Es cierto que la eucaristía es la fuente y el culmen de nuestra existencia, pero no siempre lo vivimos de esa manera. Nos acostumbramos a comer y a ver al Amor en un trozo de pan y un poco de vino y el asombro se nos escapa entre los dedos y el corazón se mantiene desentendidamente frío. Como a los de Emaús nos suenan muchas palabras, infinitos gestos, pero los sueños nos deshabitan. Y como Tomás necesitamos ver para creer, sin fiarnos, con la incredulidad de los seguros y satisfechos. 
Pero Dios sigue siendo pan que se come y vino que se bebe, siempre en comunidad, como medida generosa y rebosante. Para todos, no sólo para unos pocos privilegiados porque ninguno tenemos la dignidad suficiente; pero Dios pan no se cifra en dignidades o títulos o méritos sino en empeño por su parte de entrar en nuestra casa y habitarnos. 

Pan y vino partidos y derramados en gesto que perdura desde los comienzos de la Iglesia y que es herencia de todo el pueblo de Dios y no propiedad de una casta sacerdotal. Para Dios pan no hay cotos, ni alambradas, ni puertas cerradas, ni prohibiciones rituales porque es él mismo quien se sigue derramando en amor entregado por todos y cada uno. Milagro cotidiano y accesible.

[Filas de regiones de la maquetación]
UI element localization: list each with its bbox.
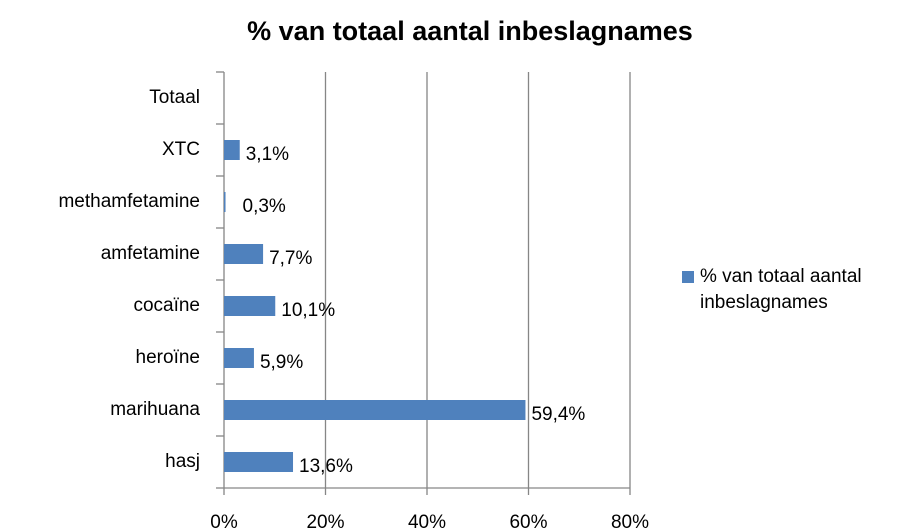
legend-swatch bbox=[682, 271, 694, 283]
legend-label: % van totaal aantal inbeslagnames bbox=[700, 266, 862, 313]
value-label: 5,9% bbox=[260, 352, 303, 373]
bar bbox=[224, 192, 226, 212]
value-label: 3,1% bbox=[246, 144, 289, 165]
y-tick-label: marihuana bbox=[110, 399, 200, 420]
x-tick-label: 40% bbox=[408, 512, 446, 529]
x-tick-label: 80% bbox=[611, 512, 649, 529]
value-label: 10,1% bbox=[281, 300, 335, 321]
legend: % van totaal aantal inbeslagnames bbox=[682, 264, 902, 316]
y-tick-label: hasj bbox=[165, 451, 200, 472]
x-tick-label: 60% bbox=[509, 512, 547, 529]
bar bbox=[224, 452, 294, 472]
value-label: 13,6% bbox=[299, 456, 353, 477]
x-tick-label: 20% bbox=[306, 512, 344, 529]
y-tick-label: Totaal bbox=[149, 87, 200, 108]
y-tick-label: methamfetamine bbox=[58, 191, 200, 212]
bar bbox=[224, 348, 254, 368]
bar bbox=[224, 140, 240, 160]
value-label: 59,4% bbox=[531, 404, 585, 425]
y-tick-label: amfetamine bbox=[101, 243, 200, 264]
bar bbox=[224, 296, 276, 316]
x-tick-label: 0% bbox=[210, 512, 238, 529]
value-label: 7,7% bbox=[269, 248, 312, 269]
chart-title: % van totaal aantal inbeslagnames bbox=[247, 16, 693, 46]
bar bbox=[224, 400, 526, 420]
y-tick-label: XTC bbox=[162, 139, 200, 160]
value-label: 0,3% bbox=[243, 196, 286, 217]
y-tick-label: heroïne bbox=[136, 347, 200, 368]
y-tick-label: cocaïne bbox=[133, 295, 200, 316]
bar bbox=[224, 244, 264, 264]
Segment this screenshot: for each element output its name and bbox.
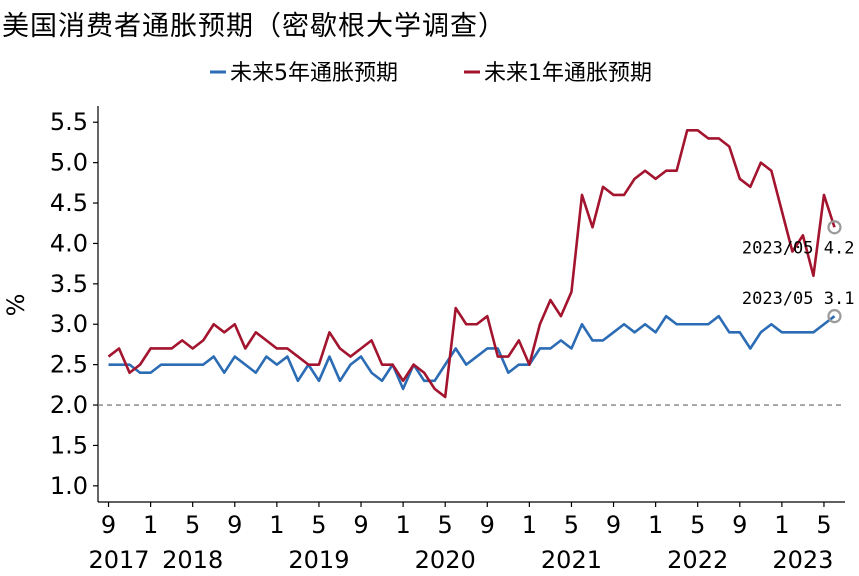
y-tick-label: 1.5 <box>50 431 88 459</box>
x-tick-label: 9 <box>353 511 368 539</box>
annotation-marker <box>827 309 842 324</box>
x-year-label: 2020 <box>415 546 476 574</box>
series-layer <box>107 129 836 399</box>
chart-title: 美国消费者通胀预期（密歇根大学调查） <box>2 11 506 42</box>
x-tick-label: 1 <box>395 511 410 539</box>
x-year-label: 2022 <box>667 546 728 574</box>
x-tick-label: 9 <box>227 511 242 539</box>
x-tick-label: 5 <box>816 511 831 539</box>
y-tick-label: 5.5 <box>50 108 88 136</box>
x-year-label: 2019 <box>288 546 349 574</box>
series-line-1y <box>107 129 836 399</box>
y-tick-label: 4.0 <box>50 229 88 257</box>
x-tick-label: 1 <box>269 511 284 539</box>
annotation-layer: 2023/05 4.2 2023/05 3.1 <box>742 220 855 324</box>
annotation-marker <box>827 220 842 235</box>
annotation-label: 2023/05 3.1 <box>742 289 855 309</box>
x-year-label: 2023 <box>772 546 833 574</box>
annotation-label: 2023/05 4.2 <box>742 238 855 258</box>
y-tick-label: 3.5 <box>50 270 88 298</box>
x-tick-label: 1 <box>522 511 537 539</box>
legend: 未来5年通胀预期 未来1年通胀预期 <box>210 61 652 86</box>
y-tick-label: 3.0 <box>50 310 88 338</box>
x-tick-label: 5 <box>690 511 705 539</box>
y-tick-label: 1.0 <box>50 472 88 500</box>
x-tick-label: 5 <box>564 511 579 539</box>
x-year-label: 2017 <box>89 546 150 574</box>
y-axis-label: % <box>2 294 30 317</box>
x-tick-label: 9 <box>480 511 495 539</box>
x-year-label: 2021 <box>541 546 602 574</box>
x-tick-label: 1 <box>648 511 663 539</box>
x-tick-label: 5 <box>438 511 453 539</box>
x-tick-label: 9 <box>101 511 116 539</box>
x-tick-label: 1 <box>774 511 789 539</box>
x-year-label: 2018 <box>162 546 223 574</box>
legend-label-5y: 未来5年通胀预期 <box>230 61 398 86</box>
x-tick-label: 5 <box>311 511 326 539</box>
y-tick-label: 2.5 <box>50 351 88 379</box>
x-tick-label: 9 <box>606 511 621 539</box>
y-axis: 1.0 1.5 2.0 2.5 3.0 3.5 4.0 4.5 5.0 5.5 <box>50 106 99 502</box>
y-tick-label: 5.0 <box>50 149 88 177</box>
x-tick-label: 9 <box>732 511 747 539</box>
y-tick-label: 2.0 <box>50 391 88 419</box>
y-tick-label: 4.5 <box>50 189 88 217</box>
legend-label-1y: 未来1年通胀预期 <box>484 61 652 86</box>
x-tick-label: 1 <box>143 511 158 539</box>
series-line-5y <box>108 314 836 391</box>
x-tick-label: 5 <box>185 511 200 539</box>
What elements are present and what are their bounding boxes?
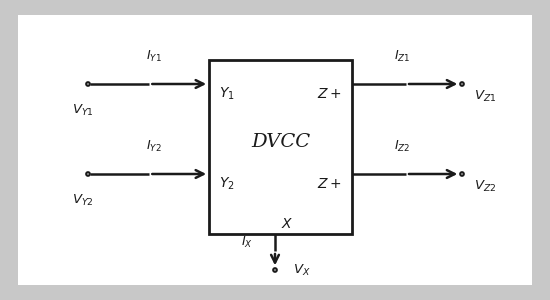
Text: $V_{Y1}$: $V_{Y1}$ xyxy=(72,102,94,118)
Circle shape xyxy=(273,268,277,272)
Text: $I_X$: $I_X$ xyxy=(241,235,253,250)
Text: $X$: $X$ xyxy=(281,217,293,231)
Text: DVCC: DVCC xyxy=(251,133,310,151)
Bar xyxy=(209,60,352,234)
Text: $Z+$: $Z+$ xyxy=(317,87,342,101)
Circle shape xyxy=(460,82,464,86)
Text: $I_{Z2}$: $I_{Z2}$ xyxy=(394,139,410,154)
Text: $V_X$: $V_X$ xyxy=(293,262,311,278)
Circle shape xyxy=(86,172,90,176)
Text: $I_{Z1}$: $I_{Z1}$ xyxy=(394,49,410,64)
Text: $Y_1$: $Y_1$ xyxy=(219,86,235,102)
Text: $I_{Y1}$: $I_{Y1}$ xyxy=(146,49,161,64)
Text: $V_{Z2}$: $V_{Z2}$ xyxy=(474,178,496,194)
Text: $Y_2$: $Y_2$ xyxy=(219,176,235,192)
Text: $V_{Y2}$: $V_{Y2}$ xyxy=(72,193,94,208)
Text: $V_{Z1}$: $V_{Z1}$ xyxy=(474,88,497,104)
Circle shape xyxy=(460,172,464,176)
Text: $I_{Y2}$: $I_{Y2}$ xyxy=(146,139,161,154)
Circle shape xyxy=(86,82,90,86)
Text: $Z+$: $Z+$ xyxy=(317,177,342,191)
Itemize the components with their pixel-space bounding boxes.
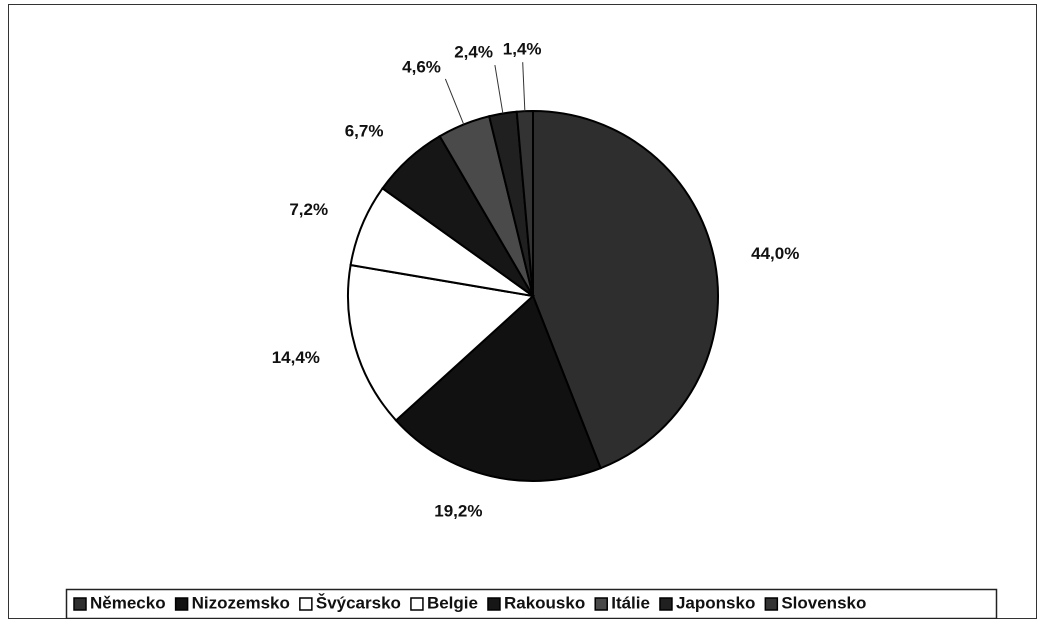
data-label: 4,6% bbox=[402, 57, 441, 76]
legend-label: Švýcarsko bbox=[316, 593, 401, 612]
pie-slice bbox=[394, 294, 602, 482]
data-label: 7,2% bbox=[289, 200, 328, 219]
legend-swatch bbox=[659, 597, 673, 611]
data-label: 14,4% bbox=[272, 348, 320, 367]
legend-swatch bbox=[174, 597, 189, 611]
data-label: 1,4% bbox=[503, 40, 542, 59]
leader-line bbox=[494, 64, 504, 114]
legend-swatch bbox=[594, 597, 608, 611]
legend-label: Itálie bbox=[611, 593, 650, 612]
legend-label: Japonsko bbox=[676, 593, 755, 612]
legend-box bbox=[65, 588, 998, 620]
legend-swatch bbox=[299, 597, 313, 611]
legend-label: Slovensko bbox=[781, 593, 866, 612]
data-label: 19,2% bbox=[434, 502, 482, 521]
legend-label: Německo bbox=[90, 593, 166, 612]
legend-swatch bbox=[487, 597, 501, 611]
data-label: 2,4% bbox=[454, 43, 493, 62]
pie-slice bbox=[347, 263, 536, 422]
pie-slice bbox=[515, 109, 534, 297]
legend-label: Rakousko bbox=[504, 593, 585, 612]
legend-swatch bbox=[764, 597, 779, 611]
leader-line bbox=[522, 62, 526, 112]
legend-swatch bbox=[73, 597, 87, 611]
leader-line bbox=[444, 78, 465, 125]
legend-label: Belgie bbox=[427, 593, 478, 612]
legend-swatch bbox=[410, 597, 424, 611]
data-label: 6,7% bbox=[345, 121, 384, 140]
data-label: 44,0% bbox=[751, 244, 799, 263]
pie-slice bbox=[532, 109, 719, 470]
legend-label: Nizozemsko bbox=[192, 593, 290, 612]
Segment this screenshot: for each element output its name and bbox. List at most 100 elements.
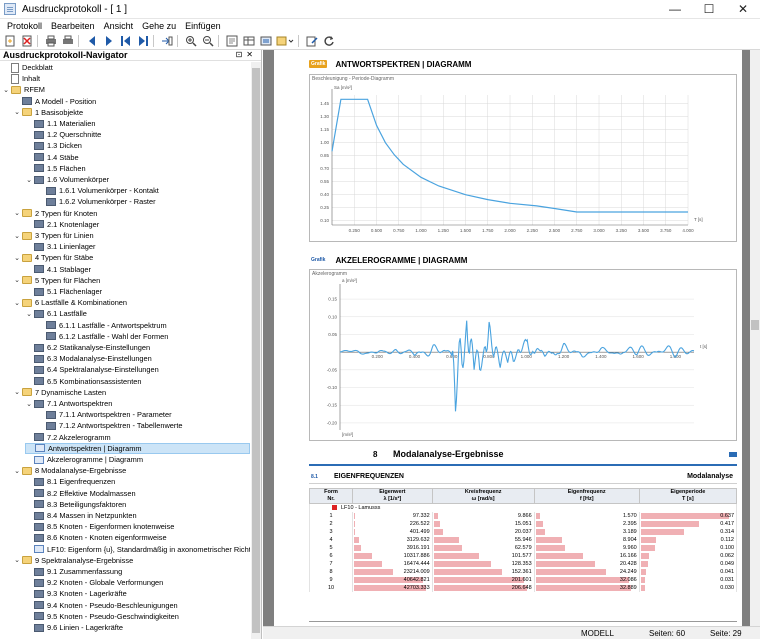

**Tareas del ejercicio**.
(a) Di si cada una de estas afirmaciones coincide con el texto sobre la eucaristía y responde sí o no, citando tal cual las palabras del texto que lo deciden. (i) Según el texto, el gesto del pan y el vino es propiedad de una casta sacerdotal. (ii) El texto dice que Dios sigue siendo pan que se come y vino que se bebe, siempre en comunidad. (iii) El texto nos compara con Tomás porque necesitamos ver para creer.
(b) Copia sin ningún cambio las filas del ejercicio. Empieza en la fila que contiene "y-tick-label: 1.5 <box>50 431 88 459</box>" y termina después de la fila que contiene "x-tick-label: 5 <box>690 511 705 539</box>".

**Respuestas esperadas**.
(a)
(i) No: «herencia de todo el pueblo de Dios y no propiedad de una casta sacerdotal».
(ii) Sí: «Pero Dios sigue siendo pan que se come y vino que se bebe, siempre en comunidad».
(iii) Sí: «Y como Tomás necesitamos ver para creer».

(b)
y-tick-label: 1.5 <box>50 431 88 459</box>
x-tick-label: 9 <box>353 511 368 539</box>
annotation-marker <box>827 309 842 324</box>
x-year-label: 2020 <box>415 546 476 574</box>
series-layer <box>107 129 836 399</box>
chart-title: 美国消费者通胀预期（密歇根大学调查） <box>2 11 506 42</box>
x-tick-label: 1 <box>395 511 410 539</box>
x-year-label: 2022 <box>667 546 728 574</box>
x-tick-label: 9 <box>227 511 242 539</box>
x-tick-label: 5 <box>816 511 831 539</box>
y-tick-label: 5.5 <box>50 108 88 136</box>
x-year-label: 2019 <box>288 546 349 574</box>
series-line-1y <box>107 129 836 399</box>
y-tick-label: 4.0 <box>50 229 88 257</box>
x-tick-label: 1 <box>269 511 284 539</box>
annotation-layer: 2023/05 4.2 2023/05 3.1 <box>742 220 855 324</box>
annotation-marker <box>827 220 842 235</box>
annotation-label: 2023/05 3.1 <box>742 289 855 309</box>
x-year-label: 2023 <box>772 546 833 574</box>
annotation-label: 2023/05 4.2 <box>742 238 855 258</box>
y-tick-label: 3.5 <box>50 270 88 298</box>
x-tick-label: 1 <box>522 511 537 539</box>
legend: 未来5年通胀预期 未来1年通胀预期 <box>210 61 652 86</box>
y-tick-label: 3.0 <box>50 310 88 338</box>
x-tick-label: 5 <box>690 511 705 539</box>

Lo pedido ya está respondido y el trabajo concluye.